Entries taken from a collection
= = = = =

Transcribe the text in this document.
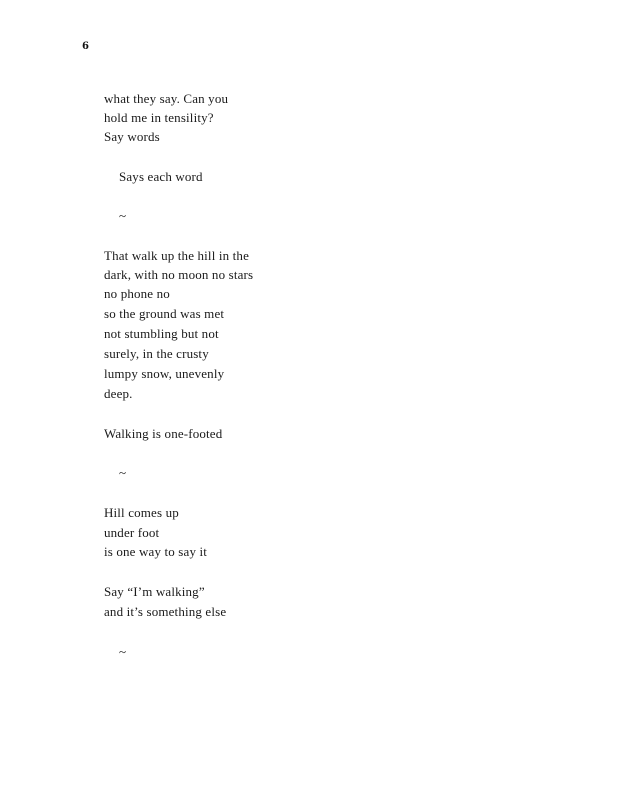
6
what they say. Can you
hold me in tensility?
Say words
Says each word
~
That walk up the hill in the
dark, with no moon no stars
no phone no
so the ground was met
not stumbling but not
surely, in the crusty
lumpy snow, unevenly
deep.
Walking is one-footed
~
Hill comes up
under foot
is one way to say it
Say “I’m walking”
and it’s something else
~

= = = = =

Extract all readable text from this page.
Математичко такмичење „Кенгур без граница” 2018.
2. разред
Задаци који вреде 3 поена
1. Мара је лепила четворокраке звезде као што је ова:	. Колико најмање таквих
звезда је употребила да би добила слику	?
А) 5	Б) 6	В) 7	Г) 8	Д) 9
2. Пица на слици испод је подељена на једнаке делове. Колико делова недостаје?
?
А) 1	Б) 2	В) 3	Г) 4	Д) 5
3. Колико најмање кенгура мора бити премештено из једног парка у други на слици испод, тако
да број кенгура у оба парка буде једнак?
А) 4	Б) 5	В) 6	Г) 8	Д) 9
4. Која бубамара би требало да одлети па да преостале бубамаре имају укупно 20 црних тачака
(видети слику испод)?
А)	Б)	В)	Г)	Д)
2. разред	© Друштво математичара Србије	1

= = = = =

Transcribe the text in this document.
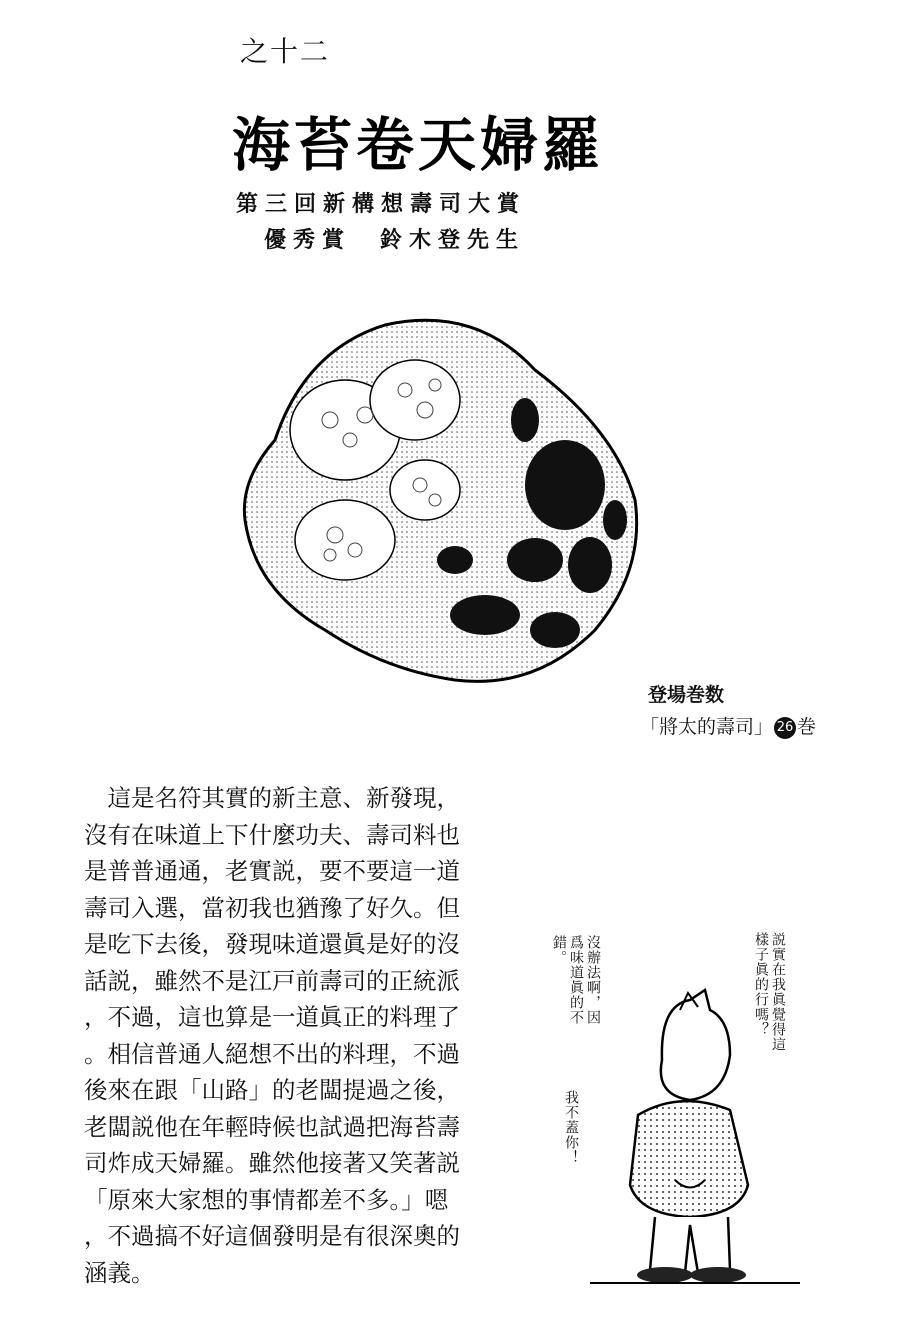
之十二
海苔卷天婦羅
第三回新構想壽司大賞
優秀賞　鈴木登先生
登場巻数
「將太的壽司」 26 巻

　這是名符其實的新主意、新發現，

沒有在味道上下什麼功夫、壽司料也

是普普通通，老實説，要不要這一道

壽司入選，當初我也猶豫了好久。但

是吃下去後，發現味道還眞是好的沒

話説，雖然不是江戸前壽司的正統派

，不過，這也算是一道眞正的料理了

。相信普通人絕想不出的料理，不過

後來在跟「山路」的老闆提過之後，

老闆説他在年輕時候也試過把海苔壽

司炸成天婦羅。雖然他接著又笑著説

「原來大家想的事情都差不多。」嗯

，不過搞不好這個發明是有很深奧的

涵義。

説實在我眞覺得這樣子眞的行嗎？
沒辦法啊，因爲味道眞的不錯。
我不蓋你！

= = = = =

Tally the lines that hold the string "слику" and state the total, nothing more.

» **SOLUTION BELOW**: 2